Problem details — All entries are to be quoted exactly; the images stay out of the copy.

Task input —
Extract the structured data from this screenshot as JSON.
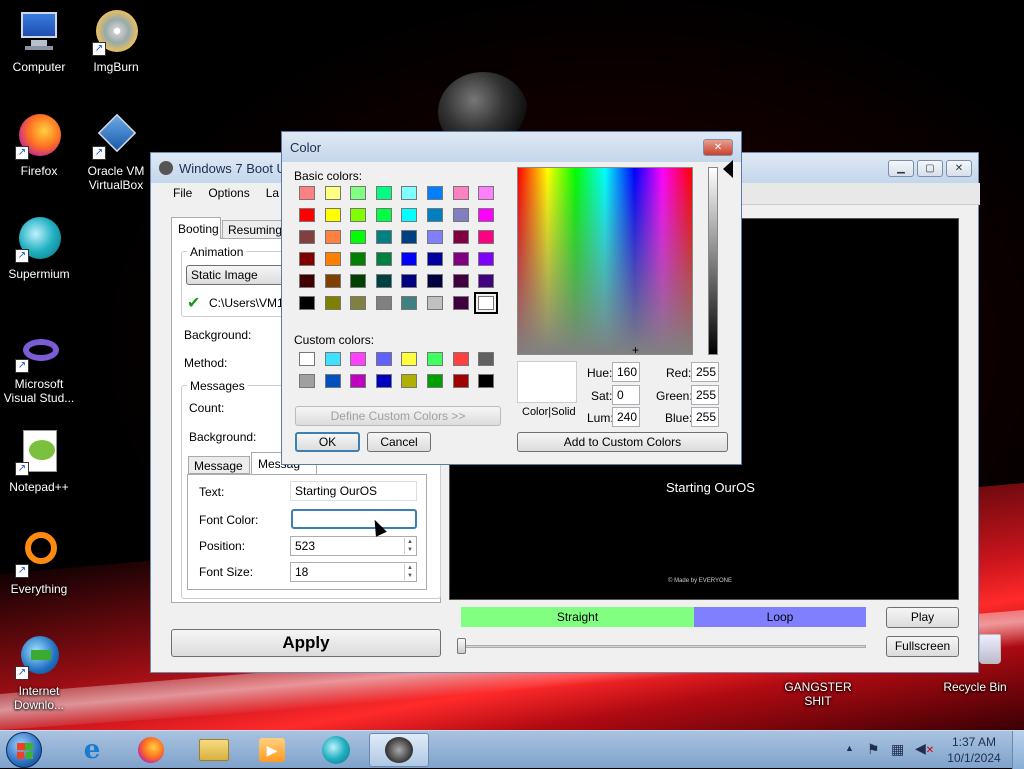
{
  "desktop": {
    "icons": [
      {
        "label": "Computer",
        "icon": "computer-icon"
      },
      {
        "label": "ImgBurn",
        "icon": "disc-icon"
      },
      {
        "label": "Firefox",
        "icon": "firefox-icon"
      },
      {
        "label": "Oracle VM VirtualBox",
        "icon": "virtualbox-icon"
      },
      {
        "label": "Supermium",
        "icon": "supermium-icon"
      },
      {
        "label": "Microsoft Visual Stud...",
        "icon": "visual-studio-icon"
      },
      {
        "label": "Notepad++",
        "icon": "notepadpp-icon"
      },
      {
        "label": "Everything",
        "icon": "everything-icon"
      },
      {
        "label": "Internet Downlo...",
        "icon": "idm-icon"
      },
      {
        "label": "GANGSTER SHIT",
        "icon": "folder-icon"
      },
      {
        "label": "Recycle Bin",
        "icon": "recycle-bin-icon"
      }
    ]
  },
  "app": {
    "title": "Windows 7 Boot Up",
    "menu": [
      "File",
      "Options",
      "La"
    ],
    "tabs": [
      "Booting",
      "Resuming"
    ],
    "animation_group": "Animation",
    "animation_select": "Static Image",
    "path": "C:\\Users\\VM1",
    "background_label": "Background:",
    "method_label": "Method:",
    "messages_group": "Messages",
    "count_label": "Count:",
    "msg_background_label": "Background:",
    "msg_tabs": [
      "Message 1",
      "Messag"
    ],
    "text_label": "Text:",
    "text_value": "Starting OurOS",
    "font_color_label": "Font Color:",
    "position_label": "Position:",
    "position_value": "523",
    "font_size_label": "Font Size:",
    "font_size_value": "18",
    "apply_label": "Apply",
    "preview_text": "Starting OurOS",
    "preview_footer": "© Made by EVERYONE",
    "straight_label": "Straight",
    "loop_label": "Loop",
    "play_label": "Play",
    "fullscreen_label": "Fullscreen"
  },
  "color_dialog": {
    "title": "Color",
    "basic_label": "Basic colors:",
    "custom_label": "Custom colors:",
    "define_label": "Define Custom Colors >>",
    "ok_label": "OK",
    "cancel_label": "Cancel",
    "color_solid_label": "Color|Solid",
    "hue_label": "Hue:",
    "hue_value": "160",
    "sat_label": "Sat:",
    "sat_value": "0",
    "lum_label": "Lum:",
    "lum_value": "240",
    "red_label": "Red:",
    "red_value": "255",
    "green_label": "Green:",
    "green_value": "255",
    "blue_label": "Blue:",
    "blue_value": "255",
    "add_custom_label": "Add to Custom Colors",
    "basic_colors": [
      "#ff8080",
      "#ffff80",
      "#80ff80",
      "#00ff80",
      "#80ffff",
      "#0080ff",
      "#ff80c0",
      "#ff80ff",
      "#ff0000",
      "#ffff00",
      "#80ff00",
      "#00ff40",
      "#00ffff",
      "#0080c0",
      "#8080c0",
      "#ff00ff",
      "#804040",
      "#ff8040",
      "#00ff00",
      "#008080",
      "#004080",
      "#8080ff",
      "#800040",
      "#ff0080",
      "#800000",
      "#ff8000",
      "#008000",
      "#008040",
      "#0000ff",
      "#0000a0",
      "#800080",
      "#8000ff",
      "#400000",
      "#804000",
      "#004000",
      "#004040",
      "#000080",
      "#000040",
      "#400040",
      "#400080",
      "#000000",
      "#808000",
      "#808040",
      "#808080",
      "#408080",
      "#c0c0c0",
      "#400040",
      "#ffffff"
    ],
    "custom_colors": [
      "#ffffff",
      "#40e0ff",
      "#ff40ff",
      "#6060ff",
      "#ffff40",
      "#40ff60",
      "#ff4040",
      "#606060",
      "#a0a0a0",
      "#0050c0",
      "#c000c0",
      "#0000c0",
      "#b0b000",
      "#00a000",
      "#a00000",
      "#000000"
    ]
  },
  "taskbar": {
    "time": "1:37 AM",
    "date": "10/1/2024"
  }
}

Solution —
Extract the structured data from this screenshot as JSON.
{
  "desktop": {
    "icons": [
      {
        "label": "Computer",
        "icon": "computer-icon"
      },
      {
        "label": "ImgBurn",
        "icon": "disc-icon"
      },
      {
        "label": "Firefox",
        "icon": "firefox-icon"
      },
      {
        "label": "Oracle VM VirtualBox",
        "icon": "virtualbox-icon"
      },
      {
        "label": "Supermium",
        "icon": "supermium-icon"
      },
      {
        "label": "Microsoft Visual Stud...",
        "icon": "visual-studio-icon"
      },
      {
        "label": "Notepad++",
        "icon": "notepadpp-icon"
      },
      {
        "label": "Everything",
        "icon": "everything-icon"
      },
      {
        "label": "Internet Downlo...",
        "icon": "idm-icon"
      },
      {
        "label": "GANGSTER SHIT",
        "icon": "folder-icon"
      },
      {
        "label": "Recycle Bin",
        "icon": "recycle-bin-icon"
      }
    ]
  },
  "app": {
    "title": "Windows 7 Boot Up",
    "menu": [
      "File",
      "Options",
      "La"
    ],
    "tabs": [
      "Booting",
      "Resuming"
    ],
    "animation_group": "Animation",
    "animation_select": "Static Image",
    "path": "C:\\Users\\VM1",
    "background_label": "Background:",
    "method_label": "Method:",
    "messages_group": "Messages",
    "count_label": "Count:",
    "msg_background_label": "Background:",
    "msg_tabs": [
      "Message 1",
      "Messag"
    ],
    "text_label": "Text:",
    "text_value": "Starting OurOS",
    "font_color_label": "Font Color:",
    "position_label": "Position:",
    "position_value": "523",
    "font_size_label": "Font Size:",
    "font_size_value": "18",
    "apply_label": "Apply",
    "preview_text": "Starting OurOS",
    "preview_footer": "© Made by EVERYONE",
    "straight_label": "Straight",
    "loop_label": "Loop",
    "play_label": "Play",
    "fullscreen_label": "Fullscreen"
  },
  "color_dialog": {
    "title": "Color",
    "basic_label": "Basic colors:",
    "custom_label": "Custom colors:",
    "define_label": "Define Custom Colors >>",
    "ok_label": "OK",
    "cancel_label": "Cancel",
    "color_solid_label": "Color|Solid",
    "hue_label": "Hue:",
    "hue_value": "160",
    "sat_label": "Sat:",
    "sat_value": "0",
    "lum_label": "Lum:",
    "lum_value": "240",
    "red_label": "Red:",
    "red_value": "255",
    "green_label": "Green:",
    "green_value": "255",
    "blue_label": "Blue:",
    "blue_value": "255",
    "add_custom_label": "Add to Custom Colors",
    "basic_colors": [
      "#ff8080",
      "#ffff80",
      "#80ff80",
      "#00ff80",
      "#80ffff",
      "#0080ff",
      "#ff80c0",
      "#ff80ff",
      "#ff0000",
      "#ffff00",
      "#80ff00",
      "#00ff40",
      "#00ffff",
      "#0080c0",
      "#8080c0",
      "#ff00ff",
      "#804040",
      "#ff8040",
      "#00ff00",
      "#008080",
      "#004080",
      "#8080ff",
      "#800040",
      "#ff0080",
      "#800000",
      "#ff8000",
      "#008000",
      "#008040",
      "#0000ff",
      "#0000a0",
      "#800080",
      "#8000ff",
      "#400000",
      "#804000",
      "#004000",
      "#004040",
      "#000080",
      "#000040",
      "#400040",
      "#400080",
      "#000000",
      "#808000",
      "#808040",
      "#808080",
      "#408080",
      "#c0c0c0",
      "#400040",
      "#ffffff"
    ],
    "custom_colors": [
      "#ffffff",
      "#40e0ff",
      "#ff40ff",
      "#6060ff",
      "#ffff40",
      "#40ff60",
      "#ff4040",
      "#606060",
      "#a0a0a0",
      "#0050c0",
      "#c000c0",
      "#0000c0",
      "#b0b000",
      "#00a000",
      "#a00000",
      "#000000"
    ]
  },
  "taskbar": {
    "time": "1:37 AM",
    "date": "10/1/2024"
  }
}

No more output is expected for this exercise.